→ **MATERIAL SUPPLIED**
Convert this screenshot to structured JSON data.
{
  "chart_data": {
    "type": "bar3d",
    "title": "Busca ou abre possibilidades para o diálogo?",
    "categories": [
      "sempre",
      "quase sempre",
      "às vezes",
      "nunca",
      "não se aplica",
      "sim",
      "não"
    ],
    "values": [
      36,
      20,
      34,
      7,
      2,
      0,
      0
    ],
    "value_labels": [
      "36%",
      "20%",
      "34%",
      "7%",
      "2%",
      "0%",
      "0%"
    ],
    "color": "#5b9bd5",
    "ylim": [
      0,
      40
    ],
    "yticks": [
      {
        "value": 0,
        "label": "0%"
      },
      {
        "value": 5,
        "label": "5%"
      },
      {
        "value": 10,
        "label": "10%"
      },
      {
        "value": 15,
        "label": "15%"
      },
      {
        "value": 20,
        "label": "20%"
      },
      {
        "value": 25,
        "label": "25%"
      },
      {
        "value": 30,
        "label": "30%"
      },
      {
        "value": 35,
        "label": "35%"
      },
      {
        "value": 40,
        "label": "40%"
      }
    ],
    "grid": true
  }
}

→ **PROBLEM TO SOLVE**
All of the entries should be written out again exactly.

→ **ANSWER FOR THE TASK**
Convert this screenshot to structured JSON data.
{
  "chart_data": {
    "type": "bar3d",
    "title": "Busca ou abre possibilidades para o diálogo?",
    "categories": [
      "sempre",
      "quase sempre",
      "às vezes",
      "nunca",
      "não se aplica",
      "sim",
      "não"
    ],
    "values": [
      36,
      20,
      34,
      7,
      2,
      0,
      0
    ],
    "value_labels": [
      "36%",
      "20%",
      "34%",
      "7%",
      "2%",
      "0%",
      "0%"
    ],
    "color": "#5b9bd5",
    "ylim": [
      0,
      40
    ],
    "yticks": [
      {
        "value": 0,
        "label": "0%"
      },
      {
        "value": 5,
        "label": "5%"
      },
      {
        "value": 10,
        "label": "10%"
      },
      {
        "value": 15,
        "label": "15%"
      },
      {
        "value": 20,
        "label": "20%"
      },
      {
        "value": 25,
        "label": "25%"
      },
      {
        "value": 30,
        "label": "30%"
      },
      {
        "value": 35,
        "label": "35%"
      },
      {
        "value": 40,
        "label": "40%"
      }
    ],
    "grid": true
  }
}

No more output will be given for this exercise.